* **DATA PROVIDED**:
• • • • •
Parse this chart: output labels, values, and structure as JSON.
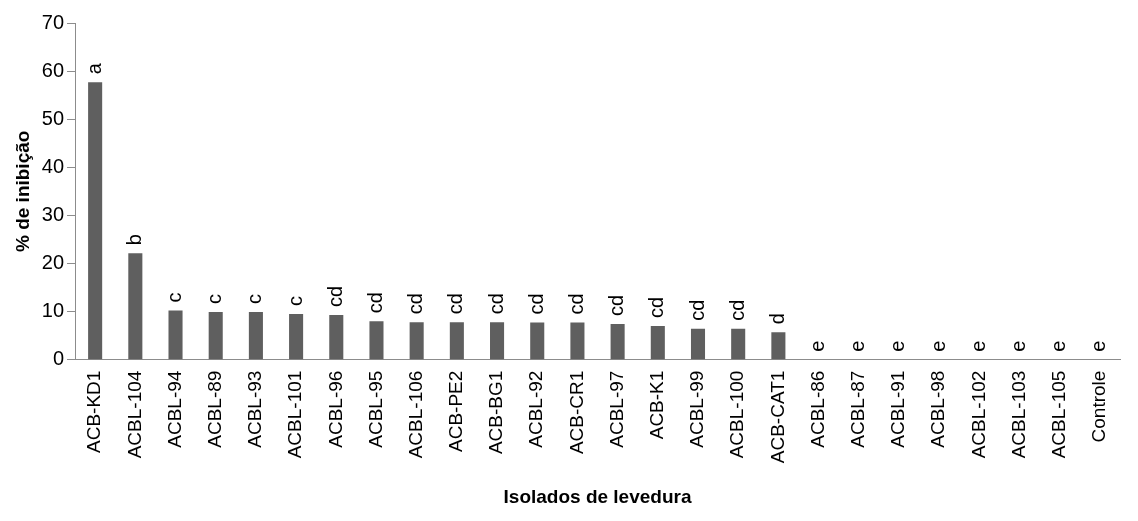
{
  "chart_data": {
    "type": "bar",
    "xlabel": "Isolados de levedura",
    "ylabel": "% de inibição",
    "categories": [
      "ACB-KD1",
      "ACBL-104",
      "ACBL-94",
      "ACBL-89",
      "ACBL-93",
      "ACBL-101",
      "ACBL-96",
      "ACBL-95",
      "ACBL-106",
      "ACB-PE2",
      "ACB-BG1",
      "ACBL-92",
      "ACB-CR1",
      "ACBL-97",
      "ACB-K1",
      "ACBL-99",
      "ACBL-100",
      "ACB-CAT1",
      "ACBL-86",
      "ACBL-87",
      "ACBL-91",
      "ACBL-98",
      "ACBL-102",
      "ACBL-103",
      "ACBL-105",
      "Controle"
    ],
    "values": [
      57.7,
      22.1,
      10.2,
      9.9,
      9.9,
      9.5,
      9.3,
      8.0,
      7.8,
      7.8,
      7.8,
      7.7,
      7.7,
      7.4,
      7.0,
      6.4,
      6.4,
      5.7,
      0,
      0,
      0,
      0,
      0,
      0,
      0,
      0
    ],
    "value_labels": [
      "a",
      "b",
      "c",
      "c",
      "c",
      "c",
      "cd",
      "cd",
      "cd",
      "cd",
      "cd",
      "cd",
      "cd",
      "cd",
      "cd",
      "cd",
      "cd",
      "d",
      "e",
      "e",
      "e",
      "e",
      "e",
      "e",
      "e",
      "e"
    ],
    "color": "#5f5f5f",
    "ylim": [
      0,
      70
    ],
    "yticks": [
      0,
      10,
      20,
      30,
      40,
      50,
      60,
      70
    ],
    "grid": false,
    "legend": false
  }
}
• • • • •
* **TASK BRIEF**: Write the entries above out again exactly, but not the pictures.

* **COMPLETE ANSWER**:
Parse this chart: output labels, values, and structure as JSON.
{
  "chart_data": {
    "type": "bar",
    "xlabel": "Isolados de levedura",
    "ylabel": "% de inibição",
    "categories": [
      "ACB-KD1",
      "ACBL-104",
      "ACBL-94",
      "ACBL-89",
      "ACBL-93",
      "ACBL-101",
      "ACBL-96",
      "ACBL-95",
      "ACBL-106",
      "ACB-PE2",
      "ACB-BG1",
      "ACBL-92",
      "ACB-CR1",
      "ACBL-97",
      "ACB-K1",
      "ACBL-99",
      "ACBL-100",
      "ACB-CAT1",
      "ACBL-86",
      "ACBL-87",
      "ACBL-91",
      "ACBL-98",
      "ACBL-102",
      "ACBL-103",
      "ACBL-105",
      "Controle"
    ],
    "values": [
      57.7,
      22.1,
      10.2,
      9.9,
      9.9,
      9.5,
      9.3,
      8.0,
      7.8,
      7.8,
      7.8,
      7.7,
      7.7,
      7.4,
      7.0,
      6.4,
      6.4,
      5.7,
      0,
      0,
      0,
      0,
      0,
      0,
      0,
      0
    ],
    "value_labels": [
      "a",
      "b",
      "c",
      "c",
      "c",
      "c",
      "cd",
      "cd",
      "cd",
      "cd",
      "cd",
      "cd",
      "cd",
      "cd",
      "cd",
      "cd",
      "cd",
      "d",
      "e",
      "e",
      "e",
      "e",
      "e",
      "e",
      "e",
      "e"
    ],
    "color": "#5f5f5f",
    "ylim": [
      0,
      70
    ],
    "yticks": [
      0,
      10,
      20,
      30,
      40,
      50,
      60,
      70
    ],
    "grid": false,
    "legend": false
  }
}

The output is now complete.